**Objective:** Each entry below is to be printed verbatim.

::: Records for processing :::

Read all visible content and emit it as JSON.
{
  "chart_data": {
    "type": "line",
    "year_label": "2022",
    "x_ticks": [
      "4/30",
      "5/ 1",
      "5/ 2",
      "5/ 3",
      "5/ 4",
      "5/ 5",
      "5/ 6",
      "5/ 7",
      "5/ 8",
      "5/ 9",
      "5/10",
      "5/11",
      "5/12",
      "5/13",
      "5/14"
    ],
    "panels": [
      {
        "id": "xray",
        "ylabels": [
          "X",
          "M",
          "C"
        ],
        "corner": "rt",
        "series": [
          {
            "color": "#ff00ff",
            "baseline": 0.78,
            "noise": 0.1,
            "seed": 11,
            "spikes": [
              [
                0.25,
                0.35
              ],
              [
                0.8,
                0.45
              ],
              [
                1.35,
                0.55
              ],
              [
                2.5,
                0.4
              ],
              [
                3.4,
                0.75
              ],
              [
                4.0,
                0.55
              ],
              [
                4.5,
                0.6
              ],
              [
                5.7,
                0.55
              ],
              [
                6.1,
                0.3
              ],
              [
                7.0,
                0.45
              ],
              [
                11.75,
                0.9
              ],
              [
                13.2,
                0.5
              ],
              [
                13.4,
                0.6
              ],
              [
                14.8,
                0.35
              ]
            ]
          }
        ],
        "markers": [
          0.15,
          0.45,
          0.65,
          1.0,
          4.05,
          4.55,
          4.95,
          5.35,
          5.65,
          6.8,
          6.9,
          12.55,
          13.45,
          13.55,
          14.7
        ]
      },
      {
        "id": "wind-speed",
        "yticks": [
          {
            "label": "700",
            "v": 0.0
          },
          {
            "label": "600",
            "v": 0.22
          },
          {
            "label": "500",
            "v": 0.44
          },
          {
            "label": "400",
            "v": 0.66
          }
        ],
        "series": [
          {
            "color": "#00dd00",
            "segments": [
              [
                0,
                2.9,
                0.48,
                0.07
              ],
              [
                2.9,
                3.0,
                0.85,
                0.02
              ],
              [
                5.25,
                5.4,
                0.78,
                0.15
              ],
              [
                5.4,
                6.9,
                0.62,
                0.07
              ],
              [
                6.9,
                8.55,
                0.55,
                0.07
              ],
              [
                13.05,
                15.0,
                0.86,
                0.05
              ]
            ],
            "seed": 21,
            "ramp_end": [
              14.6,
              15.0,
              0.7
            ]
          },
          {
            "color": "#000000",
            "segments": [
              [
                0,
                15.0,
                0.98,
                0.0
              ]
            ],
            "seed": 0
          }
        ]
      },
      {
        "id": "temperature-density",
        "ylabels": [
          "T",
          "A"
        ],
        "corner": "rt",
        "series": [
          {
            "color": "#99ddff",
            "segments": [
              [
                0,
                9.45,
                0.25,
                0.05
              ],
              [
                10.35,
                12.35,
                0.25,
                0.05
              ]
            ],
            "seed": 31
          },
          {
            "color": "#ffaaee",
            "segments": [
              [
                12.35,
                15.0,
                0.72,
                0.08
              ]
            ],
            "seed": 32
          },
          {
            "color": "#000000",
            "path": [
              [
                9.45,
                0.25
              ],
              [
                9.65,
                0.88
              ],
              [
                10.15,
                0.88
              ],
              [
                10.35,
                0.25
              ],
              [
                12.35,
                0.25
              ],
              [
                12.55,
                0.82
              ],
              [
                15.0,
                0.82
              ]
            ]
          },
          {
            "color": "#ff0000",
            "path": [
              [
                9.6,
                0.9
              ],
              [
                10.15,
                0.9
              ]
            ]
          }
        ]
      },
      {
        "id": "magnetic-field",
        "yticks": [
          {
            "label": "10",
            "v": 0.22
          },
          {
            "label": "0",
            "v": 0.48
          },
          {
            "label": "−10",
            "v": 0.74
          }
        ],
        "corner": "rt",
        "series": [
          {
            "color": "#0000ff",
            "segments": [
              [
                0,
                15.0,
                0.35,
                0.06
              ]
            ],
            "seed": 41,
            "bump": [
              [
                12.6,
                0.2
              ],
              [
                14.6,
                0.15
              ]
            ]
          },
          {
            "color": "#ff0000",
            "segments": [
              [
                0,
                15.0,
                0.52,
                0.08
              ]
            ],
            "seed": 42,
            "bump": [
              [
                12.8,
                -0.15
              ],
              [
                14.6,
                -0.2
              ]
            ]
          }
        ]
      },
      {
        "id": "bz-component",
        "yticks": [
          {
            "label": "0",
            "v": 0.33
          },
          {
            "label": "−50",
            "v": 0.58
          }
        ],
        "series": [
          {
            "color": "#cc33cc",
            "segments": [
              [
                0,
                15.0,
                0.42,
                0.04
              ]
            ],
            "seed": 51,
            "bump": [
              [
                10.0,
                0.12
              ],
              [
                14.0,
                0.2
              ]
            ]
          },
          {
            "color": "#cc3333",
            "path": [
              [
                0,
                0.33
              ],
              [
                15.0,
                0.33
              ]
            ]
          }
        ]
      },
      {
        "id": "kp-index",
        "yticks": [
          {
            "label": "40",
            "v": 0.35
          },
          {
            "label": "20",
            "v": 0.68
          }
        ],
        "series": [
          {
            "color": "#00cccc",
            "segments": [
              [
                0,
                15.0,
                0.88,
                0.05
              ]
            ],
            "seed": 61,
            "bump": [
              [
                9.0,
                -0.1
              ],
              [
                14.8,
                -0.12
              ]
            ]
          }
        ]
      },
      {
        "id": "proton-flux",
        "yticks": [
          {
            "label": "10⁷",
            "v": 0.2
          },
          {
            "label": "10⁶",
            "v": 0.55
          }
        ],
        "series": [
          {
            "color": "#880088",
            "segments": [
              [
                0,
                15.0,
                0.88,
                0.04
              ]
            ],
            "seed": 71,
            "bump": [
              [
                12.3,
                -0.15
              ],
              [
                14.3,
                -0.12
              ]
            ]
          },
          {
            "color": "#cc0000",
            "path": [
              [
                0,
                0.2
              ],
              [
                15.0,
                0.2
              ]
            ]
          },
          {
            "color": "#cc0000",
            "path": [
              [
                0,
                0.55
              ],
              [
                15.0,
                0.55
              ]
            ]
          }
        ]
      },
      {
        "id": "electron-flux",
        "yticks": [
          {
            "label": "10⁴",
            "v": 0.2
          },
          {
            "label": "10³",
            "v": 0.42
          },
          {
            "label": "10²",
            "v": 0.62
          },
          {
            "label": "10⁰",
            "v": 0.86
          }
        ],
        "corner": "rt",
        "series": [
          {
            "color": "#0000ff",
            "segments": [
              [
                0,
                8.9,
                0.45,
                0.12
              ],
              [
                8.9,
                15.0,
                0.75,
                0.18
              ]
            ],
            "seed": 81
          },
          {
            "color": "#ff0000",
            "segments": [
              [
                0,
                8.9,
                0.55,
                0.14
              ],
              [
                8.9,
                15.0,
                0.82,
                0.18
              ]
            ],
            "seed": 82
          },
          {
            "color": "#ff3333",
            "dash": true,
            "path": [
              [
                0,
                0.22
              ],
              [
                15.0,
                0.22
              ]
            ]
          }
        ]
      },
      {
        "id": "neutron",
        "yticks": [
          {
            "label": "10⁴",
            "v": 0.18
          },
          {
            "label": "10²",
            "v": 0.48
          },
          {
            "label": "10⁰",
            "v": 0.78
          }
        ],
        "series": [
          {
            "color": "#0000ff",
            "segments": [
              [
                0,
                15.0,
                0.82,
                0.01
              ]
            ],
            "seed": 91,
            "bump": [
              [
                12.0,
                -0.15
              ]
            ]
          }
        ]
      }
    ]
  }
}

:::

**In response:**
Read all visible content and emit it as JSON.
{
  "chart_data": {
    "type": "line",
    "year_label": "2022",
    "x_ticks": [
      "4/30",
      "5/ 1",
      "5/ 2",
      "5/ 3",
      "5/ 4",
      "5/ 5",
      "5/ 6",
      "5/ 7",
      "5/ 8",
      "5/ 9",
      "5/10",
      "5/11",
      "5/12",
      "5/13",
      "5/14"
    ],
    "panels": [
      {
        "id": "xray",
        "ylabels": [
          "X",
          "M",
          "C"
        ],
        "corner": "rt",
        "series": [
          {
            "color": "#ff00ff",
            "baseline": 0.78,
            "noise": 0.1,
            "seed": 11,
            "spikes": [
              [
                0.25,
                0.35
              ],
              [
                0.8,
                0.45
              ],
              [
                1.35,
                0.55
              ],
              [
                2.5,
                0.4
              ],
              [
                3.4,
                0.75
              ],
              [
                4.0,
                0.55
              ],
              [
                4.5,
                0.6
              ],
              [
                5.7,
                0.55
              ],
              [
                6.1,
                0.3
              ],
              [
                7.0,
                0.45
              ],
              [
                11.75,
                0.9
              ],
              [
                13.2,
                0.5
              ],
              [
                13.4,
                0.6
              ],
              [
                14.8,
                0.35
              ]
            ]
          }
        ],
        "markers": [
          0.15,
          0.45,
          0.65,
          1.0,
          4.05,
          4.55,
          4.95,
          5.35,
          5.65,
          6.8,
          6.9,
          12.55,
          13.45,
          13.55,
          14.7
        ]
      },
      {
        "id": "wind-speed",
        "yticks": [
          {
            "label": "700",
            "v": 0.0
          },
          {
            "label": "600",
            "v": 0.22
          },
          {
            "label": "500",
            "v": 0.44
          },
          {
            "label": "400",
            "v": 0.66
          }
        ],
        "series": [
          {
            "color": "#00dd00",
            "segments": [
              [
                0,
                2.9,
                0.48,
                0.07
              ],
              [
                2.9,
                3.0,
                0.85,
                0.02
              ],
              [
                5.25,
                5.4,
                0.78,
                0.15
              ],
              [
                5.4,
                6.9,
                0.62,
                0.07
              ],
              [
                6.9,
                8.55,
                0.55,
                0.07
              ],
              [
                13.05,
                15.0,
                0.86,
                0.05
              ]
            ],
            "seed": 21,
            "ramp_end": [
              14.6,
              15.0,
              0.7
            ]
          },
          {
            "color": "#000000",
            "segments": [
              [
                0,
                15.0,
                0.98,
                0.0
              ]
            ],
            "seed": 0
          }
        ]
      },
      {
        "id": "temperature-density",
        "ylabels": [
          "T",
          "A"
        ],
        "corner": "rt",
        "series": [
          {
            "color": "#99ddff",
            "segments": [
              [
                0,
                9.45,
                0.25,
                0.05
              ],
              [
                10.35,
                12.35,
                0.25,
                0.05
              ]
            ],
            "seed": 31
          },
          {
            "color": "#ffaaee",
            "segments": [
              [
                12.35,
                15.0,
                0.72,
                0.08
              ]
            ],
            "seed": 32
          },
          {
            "color": "#000000",
            "path": [
              [
                9.45,
                0.25
              ],
              [
                9.65,
                0.88
              ],
              [
                10.15,
                0.88
              ],
              [
                10.35,
                0.25
              ],
              [
                12.35,
                0.25
              ],
              [
                12.55,
                0.82
              ],
              [
                15.0,
                0.82
              ]
            ]
          },
          {
            "color": "#ff0000",
            "path": [
              [
                9.6,
                0.9
              ],
              [
                10.15,
                0.9
              ]
            ]
          }
        ]
      },
      {
        "id": "magnetic-field",
        "yticks": [
          {
            "label": "10",
            "v": 0.22
          },
          {
            "label": "0",
            "v": 0.48
          },
          {
            "label": "−10",
            "v": 0.74
          }
        ],
        "corner": "rt",
        "series": [
          {
            "color": "#0000ff",
            "segments": [
              [
                0,
                15.0,
                0.35,
                0.06
              ]
            ],
            "seed": 41,
            "bump": [
              [
                12.6,
                0.2
              ],
              [
                14.6,
                0.15
              ]
            ]
          },
          {
            "color": "#ff0000",
            "segments": [
              [
                0,
                15.0,
                0.52,
                0.08
              ]
            ],
            "seed": 42,
            "bump": [
              [
                12.8,
                -0.15
              ],
              [
                14.6,
                -0.2
              ]
            ]
          }
        ]
      },
      {
        "id": "bz-component",
        "yticks": [
          {
            "label": "0",
            "v": 0.33
          },
          {
            "label": "−50",
            "v": 0.58
          }
        ],
        "series": [
          {
            "color": "#cc33cc",
            "segments": [
              [
                0,
                15.0,
                0.42,
                0.04
              ]
            ],
            "seed": 51,
            "bump": [
              [
                10.0,
                0.12
              ],
              [
                14.0,
                0.2
              ]
            ]
          },
          {
            "color": "#cc3333",
            "path": [
              [
                0,
                0.33
              ],
              [
                15.0,
                0.33
              ]
            ]
          }
        ]
      },
      {
        "id": "kp-index",
        "yticks": [
          {
            "label": "40",
            "v": 0.35
          },
          {
            "label": "20",
            "v": 0.68
          }
        ],
        "series": [
          {
            "color": "#00cccc",
            "segments": [
              [
                0,
                15.0,
                0.88,
                0.05
              ]
            ],
            "seed": 61,
            "bump": [
              [
                9.0,
                -0.1
              ],
              [
                14.8,
                -0.12
              ]
            ]
          }
        ]
      },
      {
        "id": "proton-flux",
        "yticks": [
          {
            "label": "10⁷",
            "v": 0.2
          },
          {
            "label": "10⁶",
            "v": 0.55
          }
        ],
        "series": [
          {
            "color": "#880088",
            "segments": [
              [
                0,
                15.0,
                0.88,
                0.04
              ]
            ],
            "seed": 71,
            "bump": [
              [
                12.3,
                -0.15
              ],
              [
                14.3,
                -0.12
              ]
            ]
          },
          {
            "color": "#cc0000",
            "path": [
              [
                0,
                0.2
              ],
              [
                15.0,
                0.2
              ]
            ]
          },
          {
            "color": "#cc0000",
            "path": [
              [
                0,
                0.55
              ],
              [
                15.0,
                0.55
              ]
            ]
          }
        ]
      },
      {
        "id": "electron-flux",
        "yticks": [
          {
            "label": "10⁴",
            "v": 0.2
          },
          {
            "label": "10³",
            "v": 0.42
          },
          {
            "label": "10²",
            "v": 0.62
          },
          {
            "label": "10⁰",
            "v": 0.86
          }
        ],
        "corner": "rt",
        "series": [
          {
            "color": "#0000ff",
            "segments": [
              [
                0,
                8.9,
                0.45,
                0.12
              ],
              [
                8.9,
                15.0,
                0.75,
                0.18
              ]
            ],
            "seed": 81
          },
          {
            "color": "#ff0000",
            "segments": [
              [
                0,
                8.9,
                0.55,
                0.14
              ],
              [
                8.9,
                15.0,
                0.82,
                0.18
              ]
            ],
            "seed": 82
          },
          {
            "color": "#ff3333",
            "dash": true,
            "path": [
              [
                0,
                0.22
              ],
              [
                15.0,
                0.22
              ]
            ]
          }
        ]
      },
      {
        "id": "neutron",
        "yticks": [
          {
            "label": "10⁴",
            "v": 0.18
          },
          {
            "label": "10²",
            "v": 0.48
          },
          {
            "label": "10⁰",
            "v": 0.78
          }
        ],
        "series": [
          {
            "color": "#0000ff",
            "segments": [
              [
                0,
                15.0,
                0.82,
                0.01
              ]
            ],
            "seed": 91,
            "bump": [
              [
                12.0,
                -0.15
              ]
            ]
          }
        ]
      }
    ]
  }
}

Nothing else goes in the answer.